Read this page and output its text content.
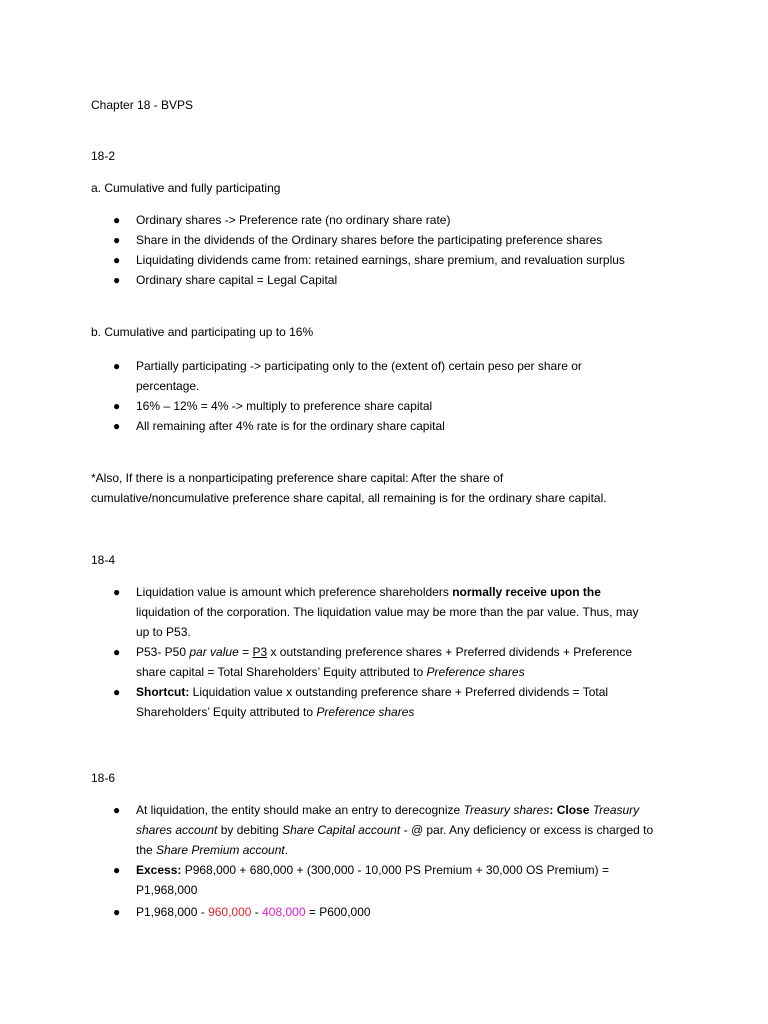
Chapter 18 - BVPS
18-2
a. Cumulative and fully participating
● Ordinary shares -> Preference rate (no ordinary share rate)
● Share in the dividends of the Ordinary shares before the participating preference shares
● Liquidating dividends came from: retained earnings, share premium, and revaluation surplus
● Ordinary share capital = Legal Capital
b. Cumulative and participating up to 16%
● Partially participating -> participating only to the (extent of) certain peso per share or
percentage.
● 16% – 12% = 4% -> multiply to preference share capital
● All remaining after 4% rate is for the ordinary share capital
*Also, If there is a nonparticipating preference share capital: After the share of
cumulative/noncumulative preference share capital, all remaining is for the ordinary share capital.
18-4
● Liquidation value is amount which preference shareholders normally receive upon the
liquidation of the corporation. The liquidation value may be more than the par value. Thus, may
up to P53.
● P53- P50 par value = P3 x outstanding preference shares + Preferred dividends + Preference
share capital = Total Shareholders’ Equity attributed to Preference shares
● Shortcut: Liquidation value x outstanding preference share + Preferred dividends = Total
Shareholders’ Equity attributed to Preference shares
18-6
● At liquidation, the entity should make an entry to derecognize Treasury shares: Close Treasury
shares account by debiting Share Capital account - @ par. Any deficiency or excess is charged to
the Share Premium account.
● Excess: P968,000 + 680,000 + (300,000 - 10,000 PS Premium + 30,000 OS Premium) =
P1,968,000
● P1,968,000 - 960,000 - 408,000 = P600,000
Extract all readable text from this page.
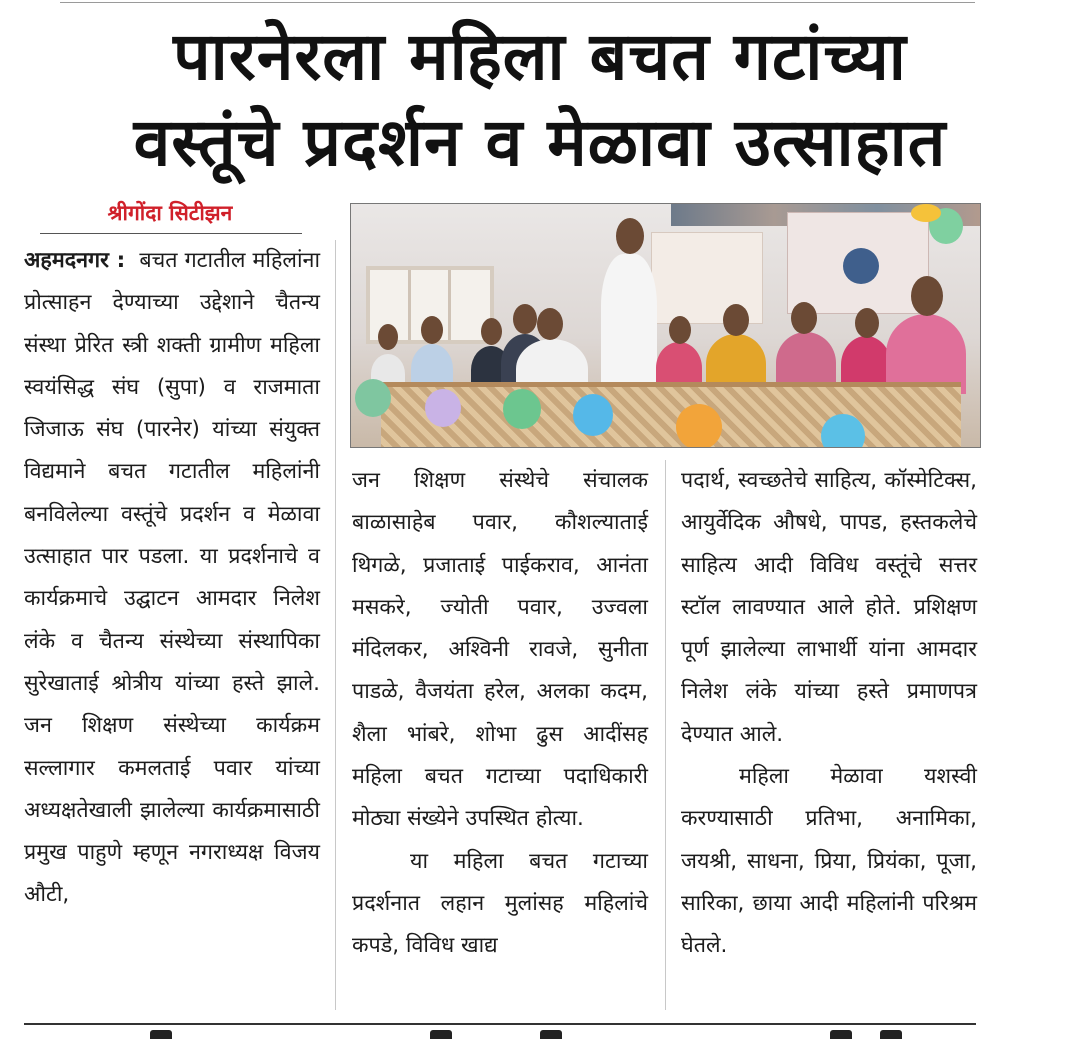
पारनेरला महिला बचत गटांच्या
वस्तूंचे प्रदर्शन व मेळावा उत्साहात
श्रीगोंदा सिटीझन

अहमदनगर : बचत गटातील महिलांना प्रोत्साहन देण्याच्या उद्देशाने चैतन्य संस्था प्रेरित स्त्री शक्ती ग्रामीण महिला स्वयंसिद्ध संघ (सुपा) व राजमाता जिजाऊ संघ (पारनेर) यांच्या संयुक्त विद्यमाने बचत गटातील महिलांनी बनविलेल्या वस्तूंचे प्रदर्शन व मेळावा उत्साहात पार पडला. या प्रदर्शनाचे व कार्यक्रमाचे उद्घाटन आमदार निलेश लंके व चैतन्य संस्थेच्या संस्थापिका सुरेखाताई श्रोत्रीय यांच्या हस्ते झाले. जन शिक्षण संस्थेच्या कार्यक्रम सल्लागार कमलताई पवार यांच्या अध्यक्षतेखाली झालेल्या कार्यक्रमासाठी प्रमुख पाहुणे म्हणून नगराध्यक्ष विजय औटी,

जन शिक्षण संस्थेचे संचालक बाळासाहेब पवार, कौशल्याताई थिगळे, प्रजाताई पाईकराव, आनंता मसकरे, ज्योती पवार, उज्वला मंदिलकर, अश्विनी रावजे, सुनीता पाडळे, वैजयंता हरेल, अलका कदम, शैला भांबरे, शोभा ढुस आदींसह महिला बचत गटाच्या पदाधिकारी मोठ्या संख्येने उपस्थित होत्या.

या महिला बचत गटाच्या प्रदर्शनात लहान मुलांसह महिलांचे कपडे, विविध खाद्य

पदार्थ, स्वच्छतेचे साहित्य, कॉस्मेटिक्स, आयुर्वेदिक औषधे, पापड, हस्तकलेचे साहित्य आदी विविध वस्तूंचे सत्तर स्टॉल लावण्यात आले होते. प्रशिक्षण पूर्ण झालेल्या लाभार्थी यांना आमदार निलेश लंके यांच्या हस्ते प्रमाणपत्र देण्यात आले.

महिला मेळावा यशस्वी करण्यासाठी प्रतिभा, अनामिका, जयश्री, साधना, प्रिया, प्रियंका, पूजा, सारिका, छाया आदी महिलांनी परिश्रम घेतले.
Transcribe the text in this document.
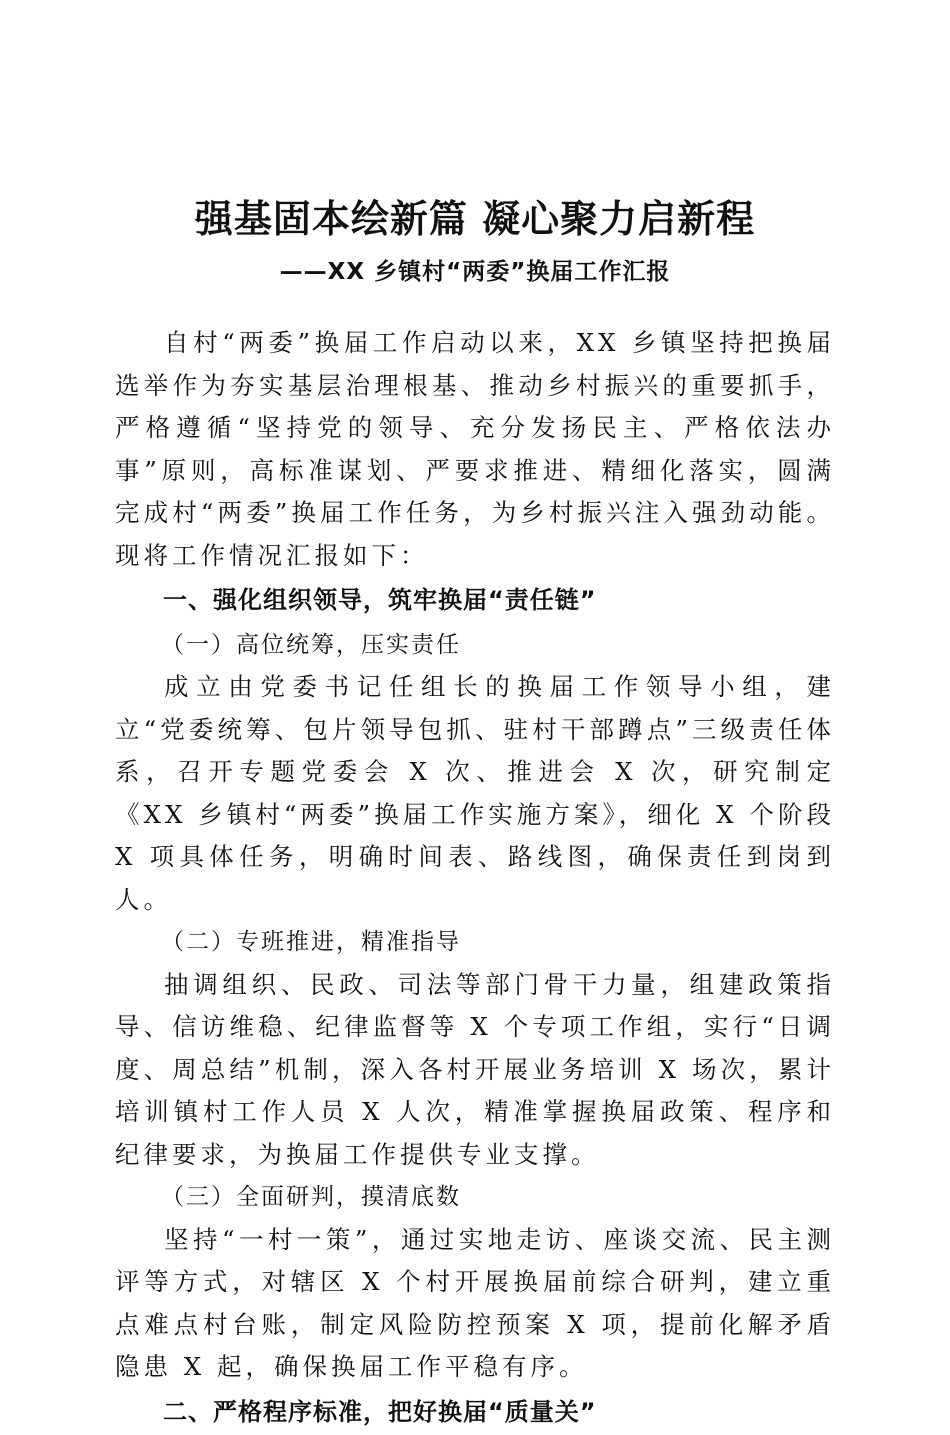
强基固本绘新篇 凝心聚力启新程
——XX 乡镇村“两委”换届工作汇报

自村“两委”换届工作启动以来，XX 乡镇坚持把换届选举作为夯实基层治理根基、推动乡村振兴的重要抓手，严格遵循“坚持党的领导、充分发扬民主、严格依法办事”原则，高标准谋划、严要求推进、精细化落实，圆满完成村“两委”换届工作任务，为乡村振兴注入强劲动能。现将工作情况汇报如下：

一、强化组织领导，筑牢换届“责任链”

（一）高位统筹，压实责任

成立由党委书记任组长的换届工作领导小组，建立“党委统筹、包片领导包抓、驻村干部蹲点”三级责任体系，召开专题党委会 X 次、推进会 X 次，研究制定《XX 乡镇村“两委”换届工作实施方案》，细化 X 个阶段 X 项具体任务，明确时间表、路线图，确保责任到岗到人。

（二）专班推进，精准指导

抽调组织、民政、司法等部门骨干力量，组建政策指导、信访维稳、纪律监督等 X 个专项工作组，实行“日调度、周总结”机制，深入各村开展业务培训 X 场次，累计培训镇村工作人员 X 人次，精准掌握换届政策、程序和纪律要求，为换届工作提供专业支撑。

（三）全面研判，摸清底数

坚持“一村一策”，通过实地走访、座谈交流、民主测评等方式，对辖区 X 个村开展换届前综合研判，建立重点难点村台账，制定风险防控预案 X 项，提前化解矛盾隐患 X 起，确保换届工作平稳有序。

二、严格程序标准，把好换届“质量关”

◆ ◆ ◆ ◆

_DIRECTIONS FOR THIS TASK_
Look through the entries above for the word "text". Copy every line where it shows up.

_SOLUTION_
Read this page and output its text content.
Extract all readable text from this page.
Transcribe the text in this document.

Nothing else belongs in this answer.